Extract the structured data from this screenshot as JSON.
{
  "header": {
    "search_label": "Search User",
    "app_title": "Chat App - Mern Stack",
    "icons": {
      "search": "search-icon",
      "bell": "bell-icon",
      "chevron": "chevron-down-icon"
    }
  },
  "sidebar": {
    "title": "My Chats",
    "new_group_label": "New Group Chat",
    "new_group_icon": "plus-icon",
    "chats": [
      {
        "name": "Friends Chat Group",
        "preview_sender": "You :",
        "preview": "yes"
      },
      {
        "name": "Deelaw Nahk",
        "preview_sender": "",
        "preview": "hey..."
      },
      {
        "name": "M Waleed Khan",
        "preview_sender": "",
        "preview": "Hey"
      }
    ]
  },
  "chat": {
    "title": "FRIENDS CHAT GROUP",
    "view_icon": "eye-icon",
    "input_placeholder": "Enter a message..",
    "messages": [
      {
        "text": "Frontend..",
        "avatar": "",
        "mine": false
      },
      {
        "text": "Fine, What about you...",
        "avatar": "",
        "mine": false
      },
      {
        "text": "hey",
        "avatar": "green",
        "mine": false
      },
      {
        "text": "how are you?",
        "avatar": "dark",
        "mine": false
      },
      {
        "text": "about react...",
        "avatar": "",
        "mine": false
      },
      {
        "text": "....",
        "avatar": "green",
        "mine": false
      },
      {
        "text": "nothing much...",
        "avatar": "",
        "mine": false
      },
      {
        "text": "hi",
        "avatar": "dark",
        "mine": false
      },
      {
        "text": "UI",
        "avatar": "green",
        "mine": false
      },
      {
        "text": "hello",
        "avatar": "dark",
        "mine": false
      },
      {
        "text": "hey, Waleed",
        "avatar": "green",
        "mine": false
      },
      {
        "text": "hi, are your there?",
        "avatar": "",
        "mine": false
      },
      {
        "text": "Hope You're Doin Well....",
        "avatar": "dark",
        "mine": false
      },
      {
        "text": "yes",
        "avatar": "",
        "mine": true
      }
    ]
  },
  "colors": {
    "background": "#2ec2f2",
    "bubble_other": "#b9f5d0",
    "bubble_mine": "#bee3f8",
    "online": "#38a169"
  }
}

· · · · ·

• OBJECTIVE
Write out every entry exactly as given.

• TASK OUTPUT
Extract the structured data from this screenshot as JSON.
{
  "header": {
    "search_label": "Search User",
    "app_title": "Chat App - Mern Stack",
    "icons": {
      "search": "search-icon",
      "bell": "bell-icon",
      "chevron": "chevron-down-icon"
    }
  },
  "sidebar": {
    "title": "My Chats",
    "new_group_label": "New Group Chat",
    "new_group_icon": "plus-icon",
    "chats": [
      {
        "name": "Friends Chat Group",
        "preview_sender": "You :",
        "preview": "yes"
      },
      {
        "name": "Deelaw Nahk",
        "preview_sender": "",
        "preview": "hey..."
      },
      {
        "name": "M Waleed Khan",
        "preview_sender": "",
        "preview": "Hey"
      }
    ]
  },
  "chat": {
    "title": "FRIENDS CHAT GROUP",
    "view_icon": "eye-icon",
    "input_placeholder": "Enter a message..",
    "messages": [
      {
        "text": "Frontend..",
        "avatar": "",
        "mine": false
      },
      {
        "text": "Fine, What about you...",
        "avatar": "",
        "mine": false
      },
      {
        "text": "hey",
        "avatar": "green",
        "mine": false
      },
      {
        "text": "how are you?",
        "avatar": "dark",
        "mine": false
      },
      {
        "text": "about react...",
        "avatar": "",
        "mine": false
      },
      {
        "text": "....",
        "avatar": "green",
        "mine": false
      },
      {
        "text": "nothing much...",
        "avatar": "",
        "mine": false
      },
      {
        "text": "hi",
        "avatar": "dark",
        "mine": false
      },
      {
        "text": "UI",
        "avatar": "green",
        "mine": false
      },
      {
        "text": "hello",
        "avatar": "dark",
        "mine": false
      },
      {
        "text": "hey, Waleed",
        "avatar": "green",
        "mine": false
      },
      {
        "text": "hi, are your there?",
        "avatar": "",
        "mine": false
      },
      {
        "text": "Hope You're Doin Well....",
        "avatar": "dark",
        "mine": false
      },
      {
        "text": "yes",
        "avatar": "",
        "mine": true
      }
    ]
  },
  "colors": {
    "background": "#2ec2f2",
    "bubble_other": "#b9f5d0",
    "bubble_mine": "#bee3f8",
    "online": "#38a169"
  }
}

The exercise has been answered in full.